Dataset excerpts
┌──

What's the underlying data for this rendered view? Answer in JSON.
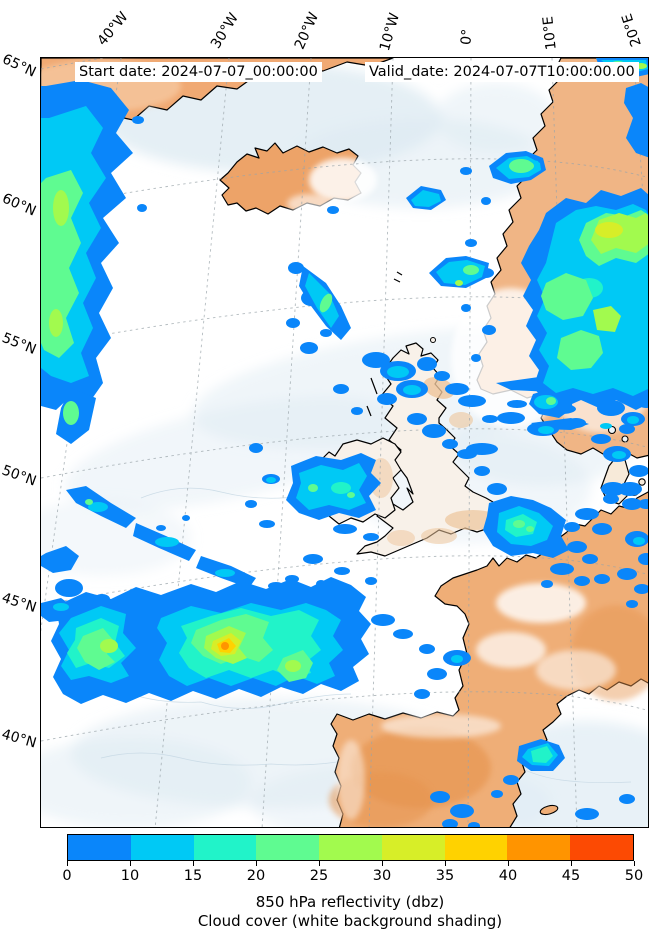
{
  "header": {
    "start_date": "Start date: 2024-07-07_00:00:00",
    "valid_date": "Valid_date: 2024-07-07T10:00:00.00"
  },
  "axes": {
    "top": [
      "40°W",
      "30°W",
      "20°W",
      "10°W",
      "0°",
      "10°E",
      "20°E"
    ],
    "left": [
      "65°N",
      "60°N",
      "55°N",
      "50°N",
      "45°N",
      "40°N"
    ]
  },
  "colorbar": {
    "ticks": [
      "0",
      "10",
      "15",
      "20",
      "25",
      "30",
      "35",
      "40",
      "45",
      "50"
    ],
    "colors": [
      "#0a86fa",
      "#00c9f5",
      "#21f3c9",
      "#5ffb91",
      "#a2fa4e",
      "#d7ee28",
      "#ffd200",
      "#ff9400",
      "#fc4a03"
    ],
    "label_line1": "850 hPa reflectivity (dbz)",
    "label_line2": "Cloud cover (white background shading)"
  },
  "map": {
    "colors": {
      "ocean": "#ffffff",
      "cloud_shade": "#dce9f2",
      "clear_land": "#f0b080",
      "coastline": "#000000"
    }
  }
}
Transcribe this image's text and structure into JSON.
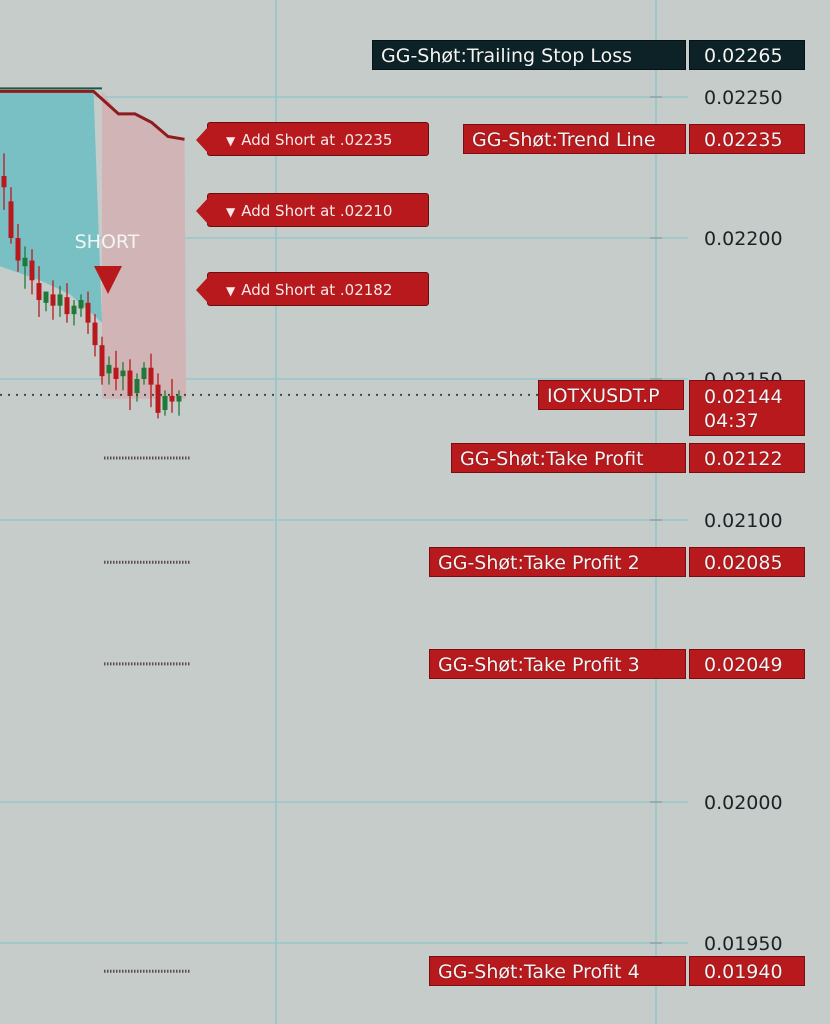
{
  "chart_data": {
    "type": "candlestick",
    "symbol": "IOTXUSDT.P",
    "signal_text": "SHORT",
    "y_ticks": [
      "0.02250",
      "0.02200",
      "0.02150",
      "0.02100",
      "0.02000",
      "0.01950"
    ],
    "current_price": {
      "value": "0.02144",
      "countdown": "04:37"
    },
    "levels": [
      {
        "name": "GG-Shøt:Trailing Stop Loss",
        "value": "0.02265",
        "style": "dark"
      },
      {
        "name": "GG-Shøt:Trend Line",
        "value": "0.02235",
        "style": "red"
      },
      {
        "name": "GG-Shøt:Take Profit",
        "value": "0.02122",
        "style": "red"
      },
      {
        "name": "GG-Shøt:Take Profit 2",
        "value": "0.02085",
        "style": "red"
      },
      {
        "name": "GG-Shøt:Take Profit 3",
        "value": "0.02049",
        "style": "red"
      },
      {
        "name": "GG-Shøt:Take Profit 4",
        "value": "0.01940",
        "style": "red"
      }
    ],
    "add_short_labels": [
      {
        "text": "Add Short at .02235",
        "price": 0.02235
      },
      {
        "text": "Add Short at .02210",
        "price": 0.0221
      },
      {
        "text": "Add Short at .02182",
        "price": 0.02182
      }
    ],
    "trailing_stop_line": [
      0.02252,
      0.02252,
      0.02252,
      0.02252,
      0.02252,
      0.02252,
      0.02244,
      0.02244,
      0.02241,
      0.02236,
      0.02235
    ],
    "candles": [
      [
        0.02222,
        0.0223,
        0.02218,
        0.0221
      ],
      [
        0.02213,
        0.02218,
        0.022,
        0.02198
      ],
      [
        0.022,
        0.02205,
        0.02192,
        0.02188
      ],
      [
        0.0219,
        0.02197,
        0.02193,
        0.02182
      ],
      [
        0.02192,
        0.02196,
        0.02185,
        0.0218
      ],
      [
        0.02184,
        0.0219,
        0.02178,
        0.02172
      ],
      [
        0.02177,
        0.02181,
        0.02181,
        0.02174
      ],
      [
        0.0218,
        0.02185,
        0.02176,
        0.02171
      ],
      [
        0.02176,
        0.02183,
        0.0218,
        0.02172
      ],
      [
        0.02179,
        0.02184,
        0.02173,
        0.0217
      ],
      [
        0.02173,
        0.02178,
        0.02176,
        0.02169
      ],
      [
        0.02175,
        0.0218,
        0.02178,
        0.02172
      ],
      [
        0.02177,
        0.02181,
        0.0217,
        0.02166
      ],
      [
        0.0217,
        0.02173,
        0.02162,
        0.02158
      ],
      [
        0.02162,
        0.02165,
        0.02151,
        0.02148
      ],
      [
        0.02152,
        0.02158,
        0.02155,
        0.02148
      ],
      [
        0.02154,
        0.0216,
        0.0215,
        0.02146
      ],
      [
        0.02151,
        0.02156,
        0.02153,
        0.02146
      ],
      [
        0.02153,
        0.02157,
        0.02144,
        0.02139
      ],
      [
        0.02145,
        0.02152,
        0.0215,
        0.02142
      ],
      [
        0.0215,
        0.02156,
        0.02154,
        0.02148
      ],
      [
        0.02154,
        0.02159,
        0.02148,
        0.0214
      ],
      [
        0.02148,
        0.02152,
        0.02138,
        0.02136
      ],
      [
        0.02139,
        0.02146,
        0.02144,
        0.02137
      ],
      [
        0.02144,
        0.0215,
        0.02142,
        0.02138
      ],
      [
        0.02142,
        0.02146,
        0.02144,
        0.02137
      ]
    ],
    "colors": {
      "background": "#c5ccca",
      "up": "#1f7a3a",
      "down": "#b7191d",
      "trailing_line": "#8e1b1d",
      "trailing_top": "#1c5a46",
      "teal_fill": "#6fbfc2",
      "pink_fill": "#d2b2b4",
      "grid": "#8fc6cc"
    }
  }
}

└──

Requirement
Copy out each record shown above without alteration, skipping any picture.

Answer for the task
What's the underlying data for this rendered view? Answer in JSON.
{
  "header": {
    "start_date": "Start date: 2024-07-07_00:00:00",
    "valid_date": "Valid_date: 2024-07-07T10:00:00.00"
  },
  "axes": {
    "top": [
      "40°W",
      "30°W",
      "20°W",
      "10°W",
      "0°",
      "10°E",
      "20°E"
    ],
    "left": [
      "65°N",
      "60°N",
      "55°N",
      "50°N",
      "45°N",
      "40°N"
    ]
  },
  "colorbar": {
    "ticks": [
      "0",
      "10",
      "15",
      "20",
      "25",
      "30",
      "35",
      "40",
      "45",
      "50"
    ],
    "colors": [
      "#0a86fa",
      "#00c9f5",
      "#21f3c9",
      "#5ffb91",
      "#a2fa4e",
      "#d7ee28",
      "#ffd200",
      "#ff9400",
      "#fc4a03"
    ],
    "label_line1": "850 hPa reflectivity (dbz)",
    "label_line2": "Cloud cover (white background shading)"
  },
  "map": {
    "colors": {
      "ocean": "#ffffff",
      "cloud_shade": "#dce9f2",
      "clear_land": "#f0b080",
      "coastline": "#000000"
    }
  }
}
Transcribe this image's text and structure into JSON.
{
  "chart_data": {
    "type": "candlestick",
    "symbol": "IOTXUSDT.P",
    "signal_text": "SHORT",
    "y_ticks": [
      "0.02250",
      "0.02200",
      "0.02150",
      "0.02100",
      "0.02000",
      "0.01950"
    ],
    "current_price": {
      "value": "0.02144",
      "countdown": "04:37"
    },
    "levels": [
      {
        "name": "GG-Shøt:Trailing Stop Loss",
        "value": "0.02265",
        "style": "dark"
      },
      {
        "name": "GG-Shøt:Trend Line",
        "value": "0.02235",
        "style": "red"
      },
      {
        "name": "GG-Shøt:Take Profit",
        "value": "0.02122",
        "style": "red"
      },
      {
        "name": "GG-Shøt:Take Profit 2",
        "value": "0.02085",
        "style": "red"
      },
      {
        "name": "GG-Shøt:Take Profit 3",
        "value": "0.02049",
        "style": "red"
      },
      {
        "name": "GG-Shøt:Take Profit 4",
        "value": "0.01940",
        "style": "red"
      }
    ],
    "add_short_labels": [
      {
        "text": "Add Short at .02235",
        "price": 0.02235
      },
      {
        "text": "Add Short at .02210",
        "price": 0.0221
      },
      {
        "text": "Add Short at .02182",
        "price": 0.02182
      }
    ],
    "trailing_stop_line": [
      0.02252,
      0.02252,
      0.02252,
      0.02252,
      0.02252,
      0.02252,
      0.02244,
      0.02244,
      0.02241,
      0.02236,
      0.02235
    ],
    "candles": [
      [
        0.02222,
        0.0223,
        0.02218,
        0.0221
      ],
      [
        0.02213,
        0.02218,
        0.022,
        0.02198
      ],
      [
        0.022,
        0.02205,
        0.02192,
        0.02188
      ],
      [
        0.0219,
        0.02197,
        0.02193,
        0.02182
      ],
      [
        0.02192,
        0.02196,
        0.02185,
        0.0218
      ],
      [
        0.02184,
        0.0219,
        0.02178,
        0.02172
      ],
      [
        0.02177,
        0.02181,
        0.02181,
        0.02174
      ],
      [
        0.0218,
        0.02185,
        0.02176,
        0.02171
      ],
      [
        0.02176,
        0.02183,
        0.0218,
        0.02172
      ],
      [
        0.02179,
        0.02184,
        0.02173,
        0.0217
      ],
      [
        0.02173,
        0.02178,
        0.02176,
        0.02169
      ],
      [
        0.02175,
        0.0218,
        0.02178,
        0.02172
      ],
      [
        0.02177,
        0.02181,
        0.0217,
        0.02166
      ],
      [
        0.0217,
        0.02173,
        0.02162,
        0.02158
      ],
      [
        0.02162,
        0.02165,
        0.02151,
        0.02148
      ],
      [
        0.02152,
        0.02158,
        0.02155,
        0.02148
      ],
      [
        0.02154,
        0.0216,
        0.0215,
        0.02146
      ],
      [
        0.02151,
        0.02156,
        0.02153,
        0.02146
      ],
      [
        0.02153,
        0.02157,
        0.02144,
        0.02139
      ],
      [
        0.02145,
        0.02152,
        0.0215,
        0.02142
      ],
      [
        0.0215,
        0.02156,
        0.02154,
        0.02148
      ],
      [
        0.02154,
        0.02159,
        0.02148,
        0.0214
      ],
      [
        0.02148,
        0.02152,
        0.02138,
        0.02136
      ],
      [
        0.02139,
        0.02146,
        0.02144,
        0.02137
      ],
      [
        0.02144,
        0.0215,
        0.02142,
        0.02138
      ],
      [
        0.02142,
        0.02146,
        0.02144,
        0.02137
      ]
    ],
    "colors": {
      "background": "#c5ccca",
      "up": "#1f7a3a",
      "down": "#b7191d",
      "trailing_line": "#8e1b1d",
      "trailing_top": "#1c5a46",
      "teal_fill": "#6fbfc2",
      "pink_fill": "#d2b2b4",
      "grid": "#8fc6cc"
    }
  }
}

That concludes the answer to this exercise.